Exercise.
Once the pictures are removed, reproduce what is left of the data below exactly.

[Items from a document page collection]
╔══

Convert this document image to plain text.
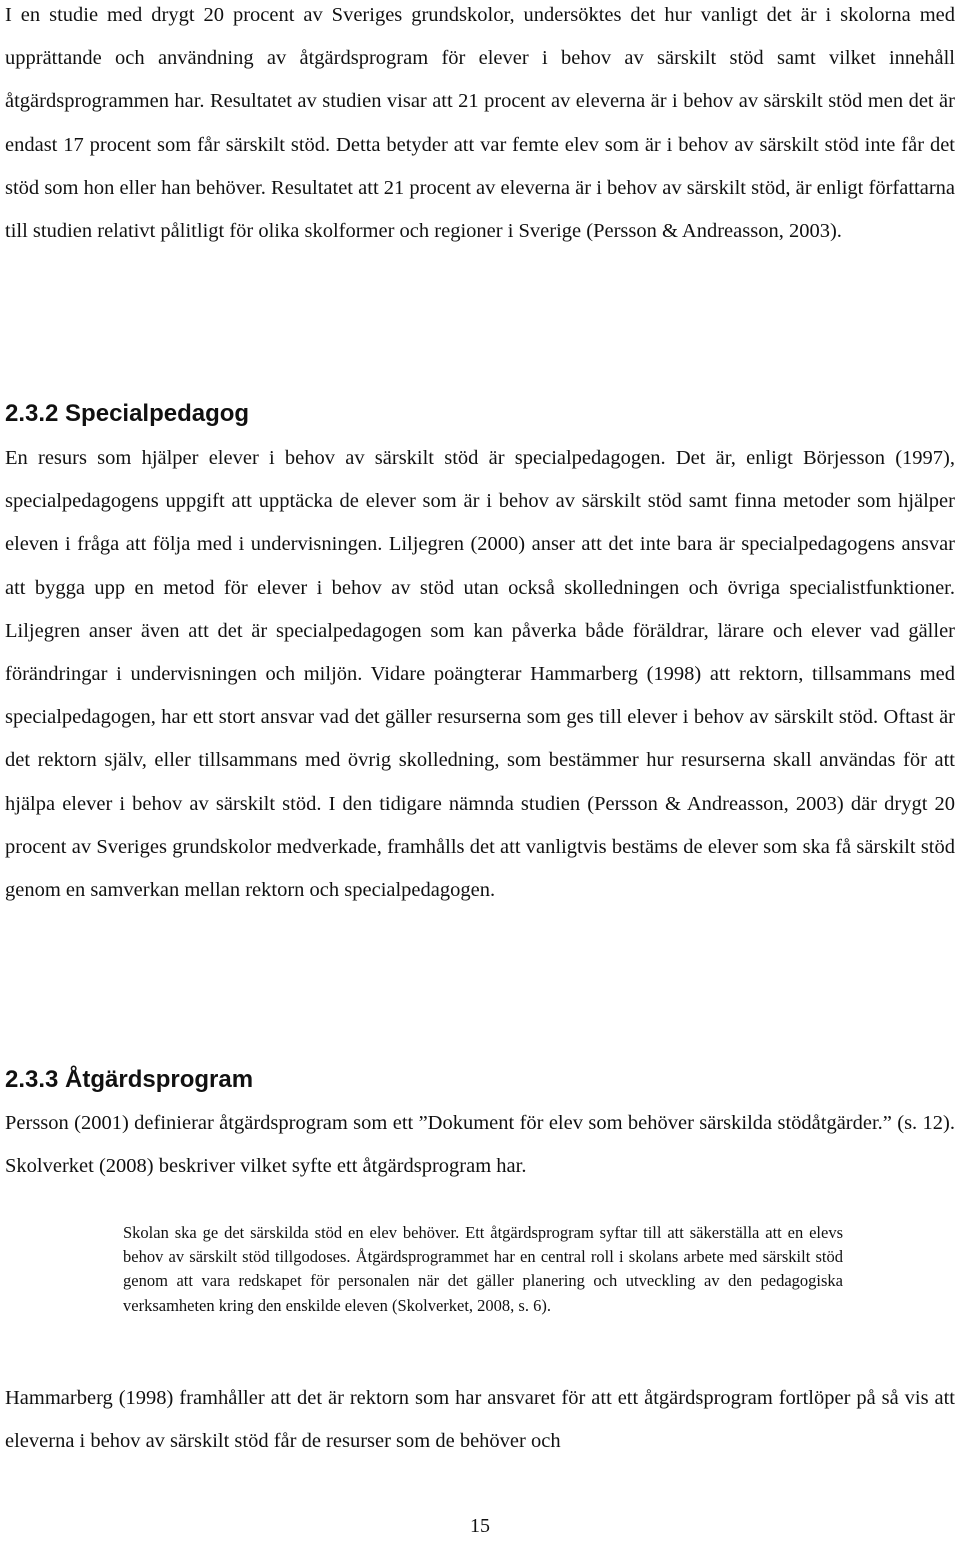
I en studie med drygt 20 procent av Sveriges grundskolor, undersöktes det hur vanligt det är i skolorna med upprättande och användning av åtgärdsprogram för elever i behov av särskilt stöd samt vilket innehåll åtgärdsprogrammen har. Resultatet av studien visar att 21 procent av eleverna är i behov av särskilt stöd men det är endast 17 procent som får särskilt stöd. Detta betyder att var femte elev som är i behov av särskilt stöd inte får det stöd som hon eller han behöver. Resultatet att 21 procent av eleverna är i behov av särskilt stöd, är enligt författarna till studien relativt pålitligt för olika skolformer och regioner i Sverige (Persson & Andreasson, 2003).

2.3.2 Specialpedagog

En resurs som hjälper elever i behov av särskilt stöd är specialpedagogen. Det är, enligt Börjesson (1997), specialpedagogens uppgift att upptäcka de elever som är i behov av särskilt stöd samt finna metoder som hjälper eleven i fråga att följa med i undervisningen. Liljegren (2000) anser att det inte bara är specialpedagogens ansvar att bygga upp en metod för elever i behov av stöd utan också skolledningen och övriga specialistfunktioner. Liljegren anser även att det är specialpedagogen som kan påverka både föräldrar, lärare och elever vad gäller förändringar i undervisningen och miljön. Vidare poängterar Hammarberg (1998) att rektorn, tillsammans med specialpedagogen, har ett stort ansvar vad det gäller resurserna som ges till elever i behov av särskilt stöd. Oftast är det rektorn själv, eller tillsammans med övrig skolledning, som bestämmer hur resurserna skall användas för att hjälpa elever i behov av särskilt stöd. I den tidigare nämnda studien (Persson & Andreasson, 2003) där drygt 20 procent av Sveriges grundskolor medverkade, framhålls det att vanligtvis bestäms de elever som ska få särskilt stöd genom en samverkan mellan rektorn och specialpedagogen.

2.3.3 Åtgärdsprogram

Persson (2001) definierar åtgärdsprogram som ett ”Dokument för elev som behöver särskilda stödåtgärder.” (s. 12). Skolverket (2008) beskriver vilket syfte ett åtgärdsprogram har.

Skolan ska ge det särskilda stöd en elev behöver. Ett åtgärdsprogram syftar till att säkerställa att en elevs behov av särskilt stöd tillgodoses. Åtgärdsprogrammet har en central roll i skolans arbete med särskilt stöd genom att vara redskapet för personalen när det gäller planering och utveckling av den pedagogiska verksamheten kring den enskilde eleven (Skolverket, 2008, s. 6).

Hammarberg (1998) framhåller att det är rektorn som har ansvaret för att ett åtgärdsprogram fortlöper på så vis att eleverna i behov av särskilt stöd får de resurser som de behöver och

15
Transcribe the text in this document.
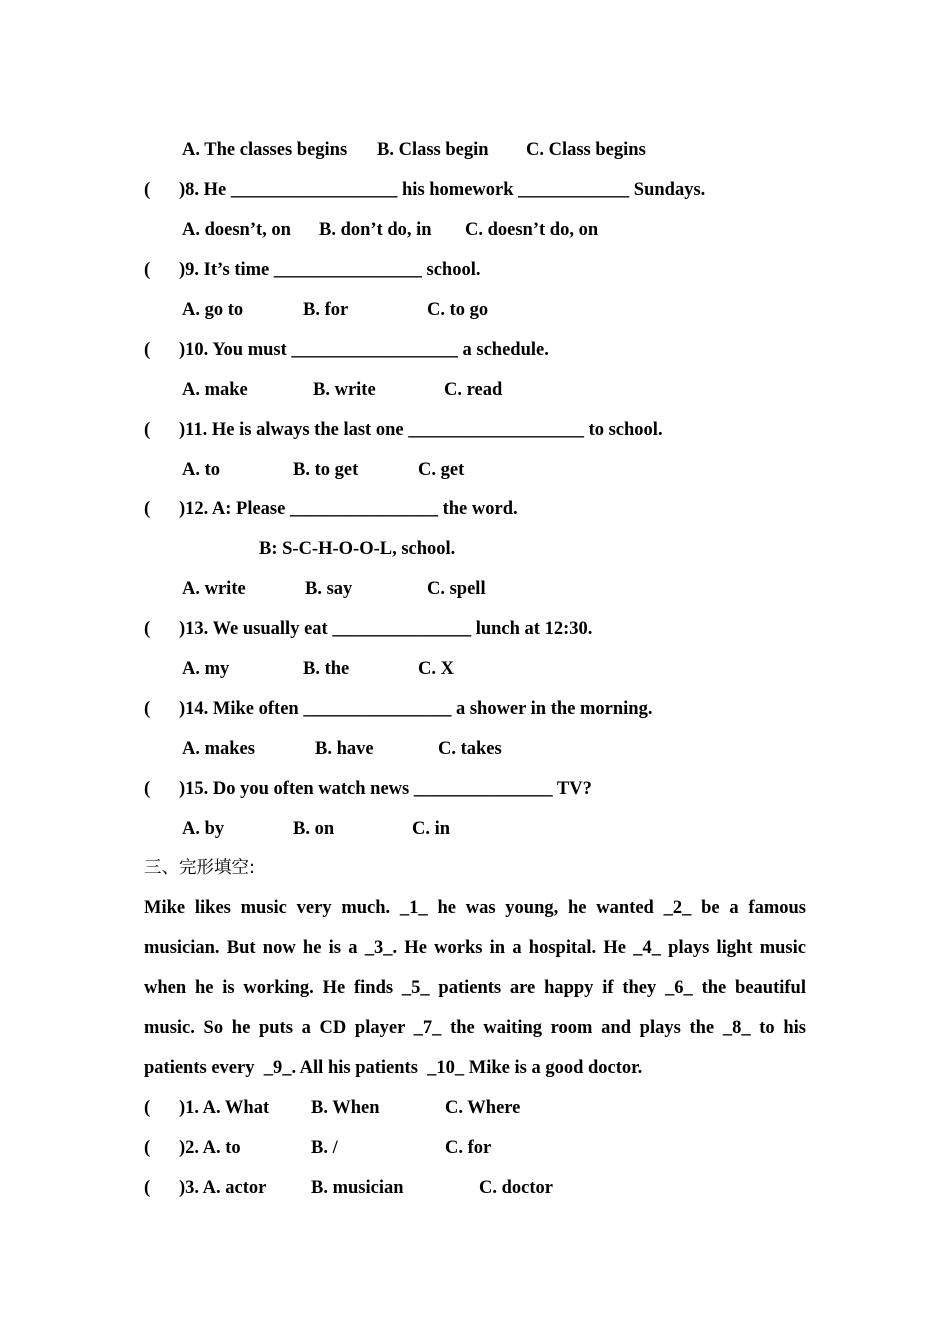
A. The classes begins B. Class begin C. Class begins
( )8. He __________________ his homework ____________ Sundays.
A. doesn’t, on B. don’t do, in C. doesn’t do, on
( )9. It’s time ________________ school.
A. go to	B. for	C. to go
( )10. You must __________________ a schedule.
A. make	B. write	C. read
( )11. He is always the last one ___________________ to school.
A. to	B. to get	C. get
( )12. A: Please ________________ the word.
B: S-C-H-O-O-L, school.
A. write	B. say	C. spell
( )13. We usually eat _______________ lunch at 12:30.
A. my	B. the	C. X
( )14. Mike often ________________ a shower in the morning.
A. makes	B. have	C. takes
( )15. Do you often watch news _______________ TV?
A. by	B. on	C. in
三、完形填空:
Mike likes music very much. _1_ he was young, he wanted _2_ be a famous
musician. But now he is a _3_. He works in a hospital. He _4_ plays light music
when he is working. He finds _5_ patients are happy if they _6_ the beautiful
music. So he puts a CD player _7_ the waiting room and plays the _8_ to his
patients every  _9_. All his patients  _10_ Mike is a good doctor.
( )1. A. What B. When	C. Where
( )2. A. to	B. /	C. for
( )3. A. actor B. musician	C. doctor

╚══

Task result.
Convert this document image to plain text.
I en studie med drygt 20 procent av Sveriges grundskolor, undersöktes det hur vanligt det är i skolorna med upprättande och användning av åtgärdsprogram för elever i behov av särskilt stöd samt vilket innehåll åtgärdsprogrammen har. Resultatet av studien visar att 21 procent av eleverna är i behov av särskilt stöd men det är endast 17 procent som får särskilt stöd. Detta betyder att var femte elev som är i behov av särskilt stöd inte får det stöd som hon eller han behöver. Resultatet att 21 procent av eleverna är i behov av särskilt stöd, är enligt författarna till studien relativt pålitligt för olika skolformer och regioner i Sverige (Persson & Andreasson, 2003).

2.3.2 Specialpedagog

En resurs som hjälper elever i behov av särskilt stöd är specialpedagogen. Det är, enligt Börjesson (1997), specialpedagogens uppgift att upptäcka de elever som är i behov av särskilt stöd samt finna metoder som hjälper eleven i fråga att följa med i undervisningen. Liljegren (2000) anser att det inte bara är specialpedagogens ansvar att bygga upp en metod för elever i behov av stöd utan också skolledningen och övriga specialistfunktioner. Liljegren anser även att det är specialpedagogen som kan påverka både föräldrar, lärare och elever vad gäller förändringar i undervisningen och miljön. Vidare poängterar Hammarberg (1998) att rektorn, tillsammans med specialpedagogen, har ett stort ansvar vad det gäller resurserna som ges till elever i behov av särskilt stöd. Oftast är det rektorn själv, eller tillsammans med övrig skolledning, som bestämmer hur resurserna skall användas för att hjälpa elever i behov av särskilt stöd. I den tidigare nämnda studien (Persson & Andreasson, 2003) där drygt 20 procent av Sveriges grundskolor medverkade, framhålls det att vanligtvis bestäms de elever som ska få särskilt stöd genom en samverkan mellan rektorn och specialpedagogen.

2.3.3 Åtgärdsprogram

Persson (2001) definierar åtgärdsprogram som ett ”Dokument för elev som behöver särskilda stödåtgärder.” (s. 12). Skolverket (2008) beskriver vilket syfte ett åtgärdsprogram har.

Skolan ska ge det särskilda stöd en elev behöver. Ett åtgärdsprogram syftar till att säkerställa att en elevs behov av särskilt stöd tillgodoses. Åtgärdsprogrammet har en central roll i skolans arbete med särskilt stöd genom att vara redskapet för personalen när det gäller planering och utveckling av den pedagogiska verksamheten kring den enskilde eleven (Skolverket, 2008, s. 6).

Hammarberg (1998) framhåller att det är rektorn som har ansvaret för att ett åtgärdsprogram fortlöper på så vis att eleverna i behov av särskilt stöd får de resurser som de behöver och

15
Transcribe the text in this document.
A. The classes begins B. Class begin C. Class begins
( )8. He __________________ his homework ____________ Sundays.
A. doesn’t, on B. don’t do, in C. doesn’t do, on
( )9. It’s time ________________ school.
A. go to	B. for	C. to go
( )10. You must __________________ a schedule.
A. make	B. write	C. read
( )11. He is always the last one ___________________ to school.
A. to	B. to get	C. get
( )12. A: Please ________________ the word.
B: S-C-H-O-O-L, school.
A. write	B. say	C. spell
( )13. We usually eat _______________ lunch at 12:30.
A. my	B. the	C. X
( )14. Mike often ________________ a shower in the morning.
A. makes	B. have	C. takes
( )15. Do you often watch news _______________ TV?
A. by	B. on	C. in
三、完形填空:
Mike likes music very much. _1_ he was young, he wanted _2_ be a famous
musician. But now he is a _3_. He works in a hospital. He _4_ plays light music
when he is working. He finds _5_ patients are happy if they _6_ the beautiful
music. So he puts a CD player _7_ the waiting room and plays the _8_ to his
patients every  _9_. All his patients  _10_ Mike is a good doctor.
( )1. A. What B. When	C. Where
( )2. A. to	B. /	C. for
( )3. A. actor B. musician	C. doctor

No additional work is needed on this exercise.